#### Instruction
All entries are to be quoted exactly; the images stay out of the copy.

BEGIN

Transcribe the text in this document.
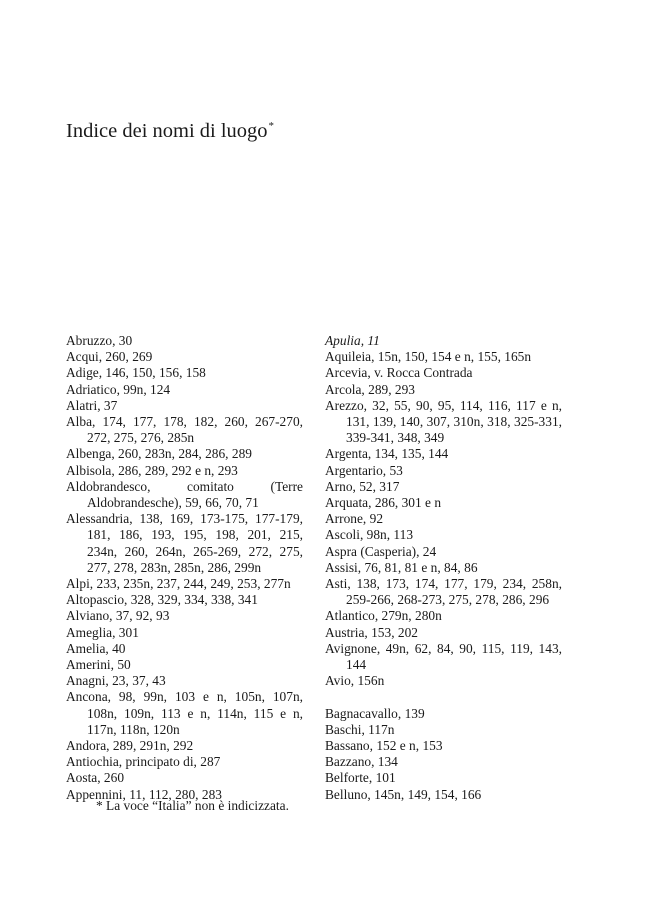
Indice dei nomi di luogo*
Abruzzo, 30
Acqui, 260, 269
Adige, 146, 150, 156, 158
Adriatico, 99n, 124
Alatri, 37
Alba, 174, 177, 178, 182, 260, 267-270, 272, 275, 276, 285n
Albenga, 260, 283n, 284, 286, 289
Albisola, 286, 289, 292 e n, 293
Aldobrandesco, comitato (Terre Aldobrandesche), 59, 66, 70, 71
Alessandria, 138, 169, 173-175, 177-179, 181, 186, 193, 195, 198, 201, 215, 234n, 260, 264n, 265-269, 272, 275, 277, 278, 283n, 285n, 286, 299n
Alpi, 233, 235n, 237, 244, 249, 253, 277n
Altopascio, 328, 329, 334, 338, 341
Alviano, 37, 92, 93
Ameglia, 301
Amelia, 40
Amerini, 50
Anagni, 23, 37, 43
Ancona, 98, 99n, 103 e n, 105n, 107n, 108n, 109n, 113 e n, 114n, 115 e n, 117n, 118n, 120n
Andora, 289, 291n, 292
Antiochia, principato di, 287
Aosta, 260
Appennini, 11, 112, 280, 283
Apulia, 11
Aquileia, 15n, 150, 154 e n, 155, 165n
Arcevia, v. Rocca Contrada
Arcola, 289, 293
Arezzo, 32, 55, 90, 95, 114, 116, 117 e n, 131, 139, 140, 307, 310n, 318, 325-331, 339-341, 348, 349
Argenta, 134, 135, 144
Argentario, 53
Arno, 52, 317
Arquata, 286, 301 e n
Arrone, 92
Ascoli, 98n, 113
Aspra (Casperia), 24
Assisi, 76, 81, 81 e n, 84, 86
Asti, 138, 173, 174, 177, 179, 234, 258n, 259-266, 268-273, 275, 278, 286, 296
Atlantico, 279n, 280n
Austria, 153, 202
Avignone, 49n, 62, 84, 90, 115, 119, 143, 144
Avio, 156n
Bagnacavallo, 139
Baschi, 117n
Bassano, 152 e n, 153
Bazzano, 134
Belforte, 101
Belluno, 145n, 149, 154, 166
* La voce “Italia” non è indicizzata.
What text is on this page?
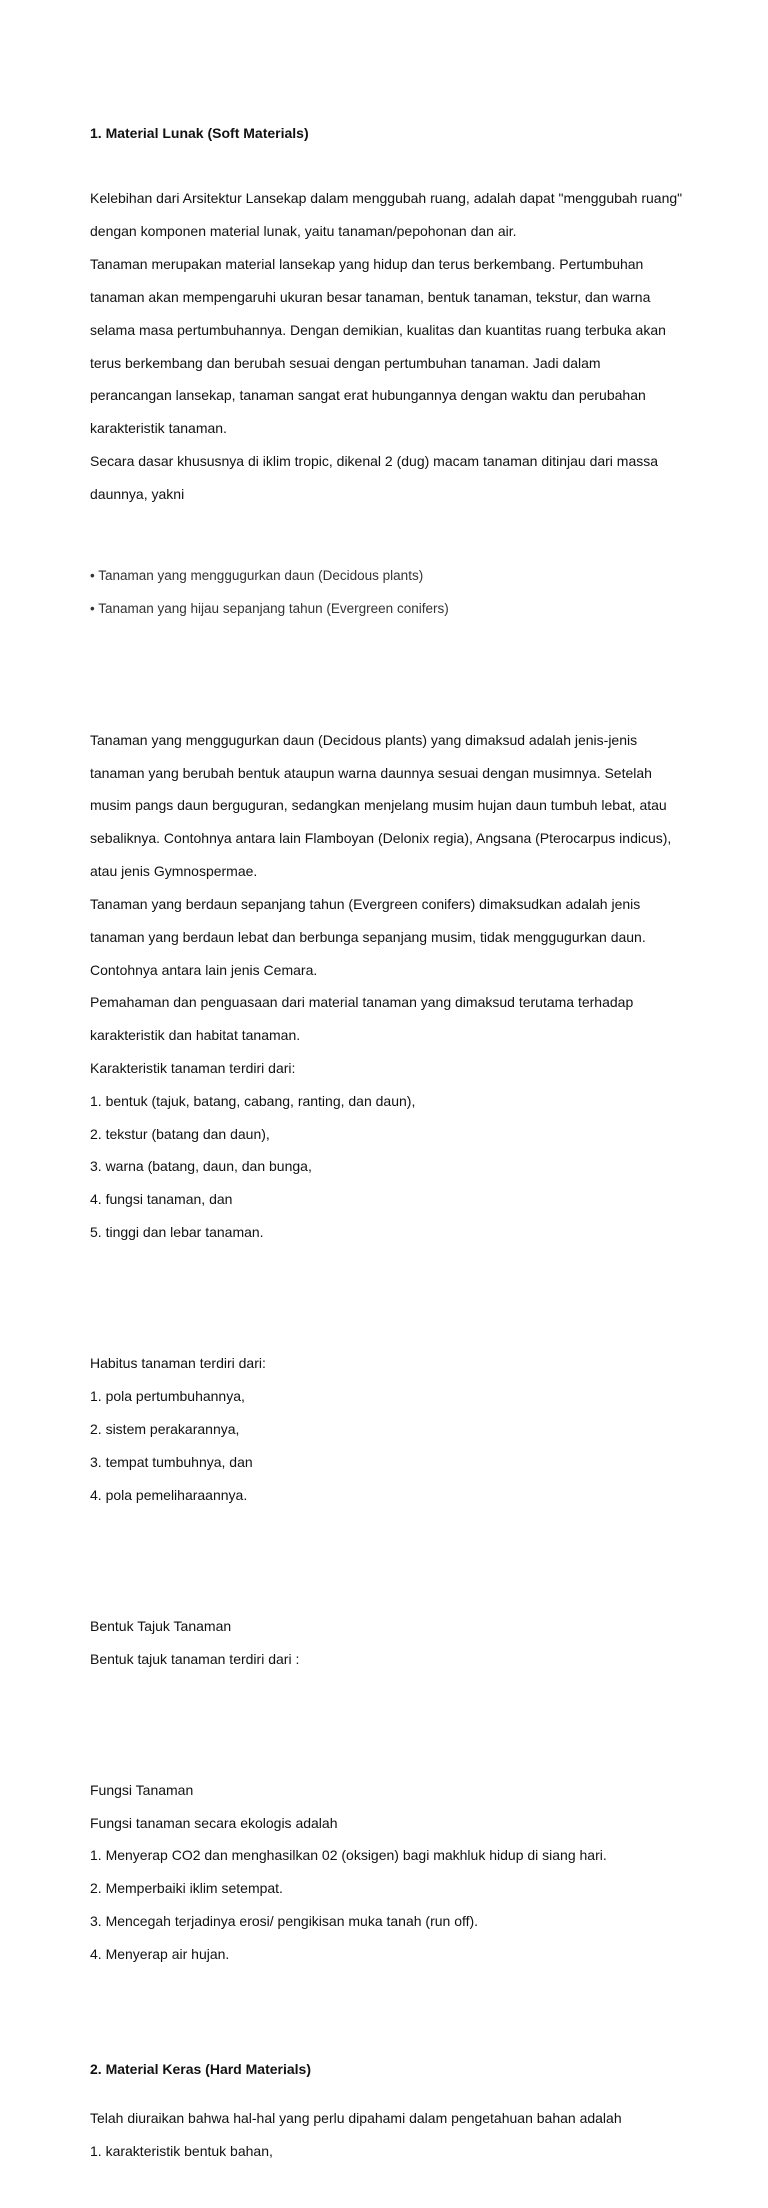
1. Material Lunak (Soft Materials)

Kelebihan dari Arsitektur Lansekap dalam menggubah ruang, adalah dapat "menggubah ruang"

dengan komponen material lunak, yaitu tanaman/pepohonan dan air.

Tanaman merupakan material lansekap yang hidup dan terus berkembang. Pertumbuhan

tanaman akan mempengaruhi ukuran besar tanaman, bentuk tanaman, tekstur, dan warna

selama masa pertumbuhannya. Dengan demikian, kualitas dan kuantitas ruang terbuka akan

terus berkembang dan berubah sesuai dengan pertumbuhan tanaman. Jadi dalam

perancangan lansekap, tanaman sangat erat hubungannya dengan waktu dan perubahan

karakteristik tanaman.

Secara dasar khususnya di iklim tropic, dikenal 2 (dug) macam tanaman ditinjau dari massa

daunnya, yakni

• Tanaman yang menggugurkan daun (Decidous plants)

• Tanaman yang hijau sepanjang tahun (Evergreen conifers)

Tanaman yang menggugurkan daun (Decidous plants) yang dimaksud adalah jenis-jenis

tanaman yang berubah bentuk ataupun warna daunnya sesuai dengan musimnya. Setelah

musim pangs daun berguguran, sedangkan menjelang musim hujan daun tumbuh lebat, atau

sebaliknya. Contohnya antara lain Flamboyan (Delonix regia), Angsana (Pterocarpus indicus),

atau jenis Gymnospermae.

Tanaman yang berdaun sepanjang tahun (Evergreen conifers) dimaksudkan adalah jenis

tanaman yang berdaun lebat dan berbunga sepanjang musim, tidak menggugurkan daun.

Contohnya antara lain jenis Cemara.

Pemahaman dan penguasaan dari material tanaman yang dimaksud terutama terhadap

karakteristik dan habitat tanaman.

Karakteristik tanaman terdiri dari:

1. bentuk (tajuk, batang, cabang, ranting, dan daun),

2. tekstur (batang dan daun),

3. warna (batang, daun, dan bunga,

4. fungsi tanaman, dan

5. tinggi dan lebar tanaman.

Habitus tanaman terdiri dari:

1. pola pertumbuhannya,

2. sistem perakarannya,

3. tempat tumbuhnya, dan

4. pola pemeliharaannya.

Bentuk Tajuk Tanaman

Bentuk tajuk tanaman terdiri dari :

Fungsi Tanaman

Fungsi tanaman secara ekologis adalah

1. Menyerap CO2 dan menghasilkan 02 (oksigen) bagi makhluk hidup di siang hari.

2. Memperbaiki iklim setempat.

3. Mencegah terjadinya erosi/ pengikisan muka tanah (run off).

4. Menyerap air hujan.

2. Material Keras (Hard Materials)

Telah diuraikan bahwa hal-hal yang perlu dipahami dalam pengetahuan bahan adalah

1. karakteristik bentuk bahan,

END

#### Task answer
Transcribe the text in this document.
Indice dei nomi di luogo*
Abruzzo, 30
Acqui, 260, 269
Adige, 146, 150, 156, 158
Adriatico, 99n, 124
Alatri, 37
Alba, 174, 177, 178, 182, 260, 267-270, 272, 275, 276, 285n
Albenga, 260, 283n, 284, 286, 289
Albisola, 286, 289, 292 e n, 293
Aldobrandesco, comitato (Terre Aldobrandesche), 59, 66, 70, 71
Alessandria, 138, 169, 173-175, 177-179, 181, 186, 193, 195, 198, 201, 215, 234n, 260, 264n, 265-269, 272, 275, 277, 278, 283n, 285n, 286, 299n
Alpi, 233, 235n, 237, 244, 249, 253, 277n
Altopascio, 328, 329, 334, 338, 341
Alviano, 37, 92, 93
Ameglia, 301
Amelia, 40
Amerini, 50
Anagni, 23, 37, 43
Ancona, 98, 99n, 103 e n, 105n, 107n, 108n, 109n, 113 e n, 114n, 115 e n, 117n, 118n, 120n
Andora, 289, 291n, 292
Antiochia, principato di, 287
Aosta, 260
Appennini, 11, 112, 280, 283
Apulia, 11
Aquileia, 15n, 150, 154 e n, 155, 165n
Arcevia, v. Rocca Contrada
Arcola, 289, 293
Arezzo, 32, 55, 90, 95, 114, 116, 117 e n, 131, 139, 140, 307, 310n, 318, 325-331, 339-341, 348, 349
Argenta, 134, 135, 144
Argentario, 53
Arno, 52, 317
Arquata, 286, 301 e n
Arrone, 92
Ascoli, 98n, 113
Aspra (Casperia), 24
Assisi, 76, 81, 81 e n, 84, 86
Asti, 138, 173, 174, 177, 179, 234, 258n, 259-266, 268-273, 275, 278, 286, 296
Atlantico, 279n, 280n
Austria, 153, 202
Avignone, 49n, 62, 84, 90, 115, 119, 143, 144
Avio, 156n
Bagnacavallo, 139
Baschi, 117n
Bassano, 152 e n, 153
Bazzano, 134
Belforte, 101
Belluno, 145n, 149, 154, 166
* La voce “Italia” non è indicizzata.
What text is on this page?
1. Material Lunak (Soft Materials)

Kelebihan dari Arsitektur Lansekap dalam menggubah ruang, adalah dapat "menggubah ruang"

dengan komponen material lunak, yaitu tanaman/pepohonan dan air.

Tanaman merupakan material lansekap yang hidup dan terus berkembang. Pertumbuhan

tanaman akan mempengaruhi ukuran besar tanaman, bentuk tanaman, tekstur, dan warna

selama masa pertumbuhannya. Dengan demikian, kualitas dan kuantitas ruang terbuka akan

terus berkembang dan berubah sesuai dengan pertumbuhan tanaman. Jadi dalam

perancangan lansekap, tanaman sangat erat hubungannya dengan waktu dan perubahan

karakteristik tanaman.

Secara dasar khususnya di iklim tropic, dikenal 2 (dug) macam tanaman ditinjau dari massa

daunnya, yakni

• Tanaman yang menggugurkan daun (Decidous plants)

• Tanaman yang hijau sepanjang tahun (Evergreen conifers)

Tanaman yang menggugurkan daun (Decidous plants) yang dimaksud adalah jenis-jenis

tanaman yang berubah bentuk ataupun warna daunnya sesuai dengan musimnya. Setelah

musim pangs daun berguguran, sedangkan menjelang musim hujan daun tumbuh lebat, atau

sebaliknya. Contohnya antara lain Flamboyan (Delonix regia), Angsana (Pterocarpus indicus),

atau jenis Gymnospermae.

Tanaman yang berdaun sepanjang tahun (Evergreen conifers) dimaksudkan adalah jenis

tanaman yang berdaun lebat dan berbunga sepanjang musim, tidak menggugurkan daun.

Contohnya antara lain jenis Cemara.

Pemahaman dan penguasaan dari material tanaman yang dimaksud terutama terhadap

karakteristik dan habitat tanaman.

Karakteristik tanaman terdiri dari:

1. bentuk (tajuk, batang, cabang, ranting, dan daun),

2. tekstur (batang dan daun),

3. warna (batang, daun, dan bunga,

4. fungsi tanaman, dan

5. tinggi dan lebar tanaman.

Habitus tanaman terdiri dari:

1. pola pertumbuhannya,

2. sistem perakarannya,

3. tempat tumbuhnya, dan

4. pola pemeliharaannya.

Bentuk Tajuk Tanaman

Bentuk tajuk tanaman terdiri dari :

Fungsi Tanaman

Fungsi tanaman secara ekologis adalah

1. Menyerap CO2 dan menghasilkan 02 (oksigen) bagi makhluk hidup di siang hari.

2. Memperbaiki iklim setempat.

3. Mencegah terjadinya erosi/ pengikisan muka tanah (run off).

4. Menyerap air hujan.

2. Material Keras (Hard Materials)

Telah diuraikan bahwa hal-hal yang perlu dipahami dalam pengetahuan bahan adalah

1. karakteristik bentuk bahan,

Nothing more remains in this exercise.